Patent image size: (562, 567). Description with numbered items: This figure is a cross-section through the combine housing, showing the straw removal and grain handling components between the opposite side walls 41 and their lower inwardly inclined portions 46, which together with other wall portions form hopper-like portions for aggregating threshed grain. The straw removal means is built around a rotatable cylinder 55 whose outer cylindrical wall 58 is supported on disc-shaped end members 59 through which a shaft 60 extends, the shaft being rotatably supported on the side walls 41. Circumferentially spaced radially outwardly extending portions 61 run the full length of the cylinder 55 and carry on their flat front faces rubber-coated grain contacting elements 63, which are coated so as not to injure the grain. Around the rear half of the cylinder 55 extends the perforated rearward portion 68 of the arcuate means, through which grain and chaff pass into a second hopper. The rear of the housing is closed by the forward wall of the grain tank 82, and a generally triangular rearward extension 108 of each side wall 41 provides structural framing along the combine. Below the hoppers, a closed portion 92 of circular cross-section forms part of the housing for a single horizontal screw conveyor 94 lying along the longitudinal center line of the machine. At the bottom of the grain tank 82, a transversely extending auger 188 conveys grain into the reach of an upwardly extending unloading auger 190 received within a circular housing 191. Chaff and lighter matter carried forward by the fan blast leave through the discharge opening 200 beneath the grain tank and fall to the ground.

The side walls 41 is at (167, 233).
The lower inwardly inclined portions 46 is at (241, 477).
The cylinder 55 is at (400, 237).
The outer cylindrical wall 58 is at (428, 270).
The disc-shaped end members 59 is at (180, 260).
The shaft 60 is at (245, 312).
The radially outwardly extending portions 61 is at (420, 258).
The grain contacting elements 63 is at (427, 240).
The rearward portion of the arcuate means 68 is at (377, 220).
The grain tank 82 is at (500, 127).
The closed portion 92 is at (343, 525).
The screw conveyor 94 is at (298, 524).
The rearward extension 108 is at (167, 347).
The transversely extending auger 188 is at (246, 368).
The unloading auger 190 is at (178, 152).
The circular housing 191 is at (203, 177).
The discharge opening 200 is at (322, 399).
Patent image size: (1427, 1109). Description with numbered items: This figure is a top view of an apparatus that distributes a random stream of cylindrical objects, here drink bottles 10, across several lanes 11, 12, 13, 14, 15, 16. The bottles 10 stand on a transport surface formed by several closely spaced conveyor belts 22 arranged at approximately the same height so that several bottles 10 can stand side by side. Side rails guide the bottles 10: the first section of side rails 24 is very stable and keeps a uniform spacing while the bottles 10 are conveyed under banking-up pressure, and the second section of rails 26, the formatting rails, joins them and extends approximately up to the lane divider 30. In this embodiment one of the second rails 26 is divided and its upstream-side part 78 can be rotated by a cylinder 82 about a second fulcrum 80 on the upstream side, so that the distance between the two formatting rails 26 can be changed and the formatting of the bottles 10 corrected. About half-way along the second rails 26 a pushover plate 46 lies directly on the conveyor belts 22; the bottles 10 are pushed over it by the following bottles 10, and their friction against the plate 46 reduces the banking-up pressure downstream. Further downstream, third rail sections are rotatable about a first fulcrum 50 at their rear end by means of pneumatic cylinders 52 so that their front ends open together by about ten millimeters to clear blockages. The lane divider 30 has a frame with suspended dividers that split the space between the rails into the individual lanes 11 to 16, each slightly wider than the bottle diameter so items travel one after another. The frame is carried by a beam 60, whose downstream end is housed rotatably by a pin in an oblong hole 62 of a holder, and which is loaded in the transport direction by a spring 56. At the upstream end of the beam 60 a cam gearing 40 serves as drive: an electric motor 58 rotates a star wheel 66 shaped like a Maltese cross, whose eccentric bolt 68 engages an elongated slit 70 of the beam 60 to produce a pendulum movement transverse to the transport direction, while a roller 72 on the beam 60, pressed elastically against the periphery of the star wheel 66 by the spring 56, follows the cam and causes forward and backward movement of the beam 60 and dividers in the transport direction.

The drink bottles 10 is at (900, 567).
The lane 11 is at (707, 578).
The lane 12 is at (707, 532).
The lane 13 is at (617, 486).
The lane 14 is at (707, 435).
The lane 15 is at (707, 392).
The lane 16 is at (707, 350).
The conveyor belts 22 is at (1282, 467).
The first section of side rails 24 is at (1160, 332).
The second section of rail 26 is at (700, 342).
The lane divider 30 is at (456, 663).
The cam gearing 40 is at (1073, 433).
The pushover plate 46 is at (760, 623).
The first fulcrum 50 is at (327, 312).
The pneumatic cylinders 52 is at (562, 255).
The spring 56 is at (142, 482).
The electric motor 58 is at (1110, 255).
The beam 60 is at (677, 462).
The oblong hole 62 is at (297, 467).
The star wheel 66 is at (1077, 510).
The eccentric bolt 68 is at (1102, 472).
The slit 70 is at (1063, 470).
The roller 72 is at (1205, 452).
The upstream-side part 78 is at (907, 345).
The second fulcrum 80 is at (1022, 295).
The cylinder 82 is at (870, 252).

DIRECTION. Convert the material above into a numbered list, one line per item, leaving out the blank lines.

EXERCISE RESPONSE.
1. Patent image size: (562, 567). Description with numbered items: This figure is a cross-section through the combine housing, showing the straw removal and grain handling components between the opposite side walls 41 and their lower inwardly inclined portions 46, which together with other wall portions form hopper-like portions for aggregating threshed grain. The straw removal means is built around a rotatable cylinder 55 whose outer cylindrical wall 58 is supported on disc-shaped end members 59 through which a shaft 60 extends, the shaft being rotatably supported on the side walls 41. Circumferentially spaced radially outwardly extending portions 61 run the full length of the cylinder 55 and carry on their flat front faces rubber-coated grain contacting elements 63, which are coated so as not to injure the grain. Around the rear half of the cylinder 55 extends the perforated rearward portion 68 of the arcuate means, through which grain and chaff pass into a second hopper. The rear of the housing is closed by the forward wall of the grain tank 82, and a generally triangular rearward extension 108 of each side wall 41 provides structural framing along the combine. Below the hoppers, a closed portion 92 of circular cross-section forms part of the housing for a single horizontal screw conveyor 94 lying along the longitudinal center line of the machine. At the bottom of the grain tank 82, a transversely extending auger 188 conveys grain into the reach of an upwardly extending unloading auger 190 received within a circular housing 191. Chaff and lighter matter carried forward by the fan blast leave through the discharge opening 200 beneath the grain tank and fall to the ground.
2. The side walls 41 is at (167, 233).
3. The lower inwardly inclined portions 46 is at (241, 477).
4. The cylinder 55 is at (400, 237).
5. The outer cylindrical wall 58 is at (428, 270).
6. The disc-shaped end members 59 is at (180, 260).
7. The shaft 60 is at (245, 312).
8. The radially outwardly extending portions 61 is at (420, 258).
9. The grain contacting elements 63 is at (427, 240).
10. The rearward portion of the arcuate means 68 is at (377, 220).
11. The grain tank 82 is at (500, 127).
12. The closed portion 92 is at (343, 525).
13. The screw conveyor 94 is at (298, 524).
14. The rearward extension 108 is at (167, 347).
15. The transversely extending auger 188 is at (246, 368).
16. The unloading auger 190 is at (178, 152).
17. The circular housing 191 is at (203, 177).
18. The discharge opening 200 is at (322, 399).
19. Patent image size: (1427, 1109). Description with numbered items: This figure is a top view of an apparatus that distributes a random stream of cylindrical objects, here drink bottles 10, across several lanes 11, 12, 13, 14, 15, 16. The bottles 10 stand on a transport surface formed by several closely spaced conveyor belts 22 arranged at approximately the same height so that several bottles 10 can stand side by side. Side rails guide the bottles 10: the first section of side rails 24 is very stable and keeps a uniform spacing while the bottles 10 are conveyed under banking-up pressure, and the second section of rails 26, the formatting rails, joins them and extends approximately up to the lane divider 30. In this embodiment one of the second rails 26 is divided and its upstream-side part 78 can be rotated by a cylinder 82 about a second fulcrum 80 on the upstream side, so that the distance between the two formatting rails 26 can be changed and the formatting of the bottles 10 corrected. About half-way along the second rails 26 a pushover plate 46 lies directly on the conveyor belts 22; the bottles 10 are pushed over it by the following bottles 10, and their friction against the plate 46 reduces the banking-up pressure downstream. Further downstream, third rail sections are rotatable about a first fulcrum 50 at their rear end by means of pneumatic cylinders 52 so that their front ends open together by about ten millimeters to clear blockages. The lane divider 30 has a frame with suspended dividers that split the space between the rails into the individual lanes 11 to 16, each slightly wider than the bottle diameter so items travel one after another. The frame is carried by a beam 60, whose downstream end is housed rotatably by a pin in an oblong hole 62 of a holder, and which is loaded in the transport direction by a spring 56. At the upstream end of the beam 60 a cam gearing 40 serves as drive: an electric motor 58 rotates a star wheel 66 shaped like a Maltese cross, whose eccentric bolt 68 engages an elongated slit 70 of the beam 60 to produce a pendulum movement transverse to the transport direction, while a roller 72 on the beam 60, pressed elastically against the periphery of the star wheel 66 by the spring 56, follows the cam and causes forward and backward movement of the beam 60 and dividers in the transport direction.
20. The drink bottles 10 is at (900, 567).
21. The lane 11 is at (707, 578).
22. The lane 12 is at (707, 532).
23. The lane 13 is at (617, 486).
24. The lane 14 is at (707, 435).
25. The lane 15 is at (707, 392).
26. The lane 16 is at (707, 350).
27. The conveyor belts 22 is at (1282, 467).
28. The first section of side rails 24 is at (1160, 332).
29. The second section of rail 26 is at (700, 342).
30. The lane divider 30 is at (456, 663).
31. The cam gearing 40 is at (1073, 433).
32. The pushover plate 46 is at (760, 623).
33. The first fulcrum 50 is at (327, 312).
34. The pneumatic cylinders 52 is at (562, 255).
35. The spring 56 is at (142, 482).
36. The electric motor 58 is at (1110, 255).
37. The beam 60 is at (677, 462).
38. The oblong hole 62 is at (297, 467).
39. The star wheel 66 is at (1077, 510).
40. The eccentric bolt 68 is at (1102, 472).
41. The slit 70 is at (1063, 470).
42. The roller 72 is at (1205, 452).
43. The upstream-side part 78 is at (907, 345).
44. The second fulcrum 80 is at (1022, 295).
45. The cylinder 82 is at (870, 252).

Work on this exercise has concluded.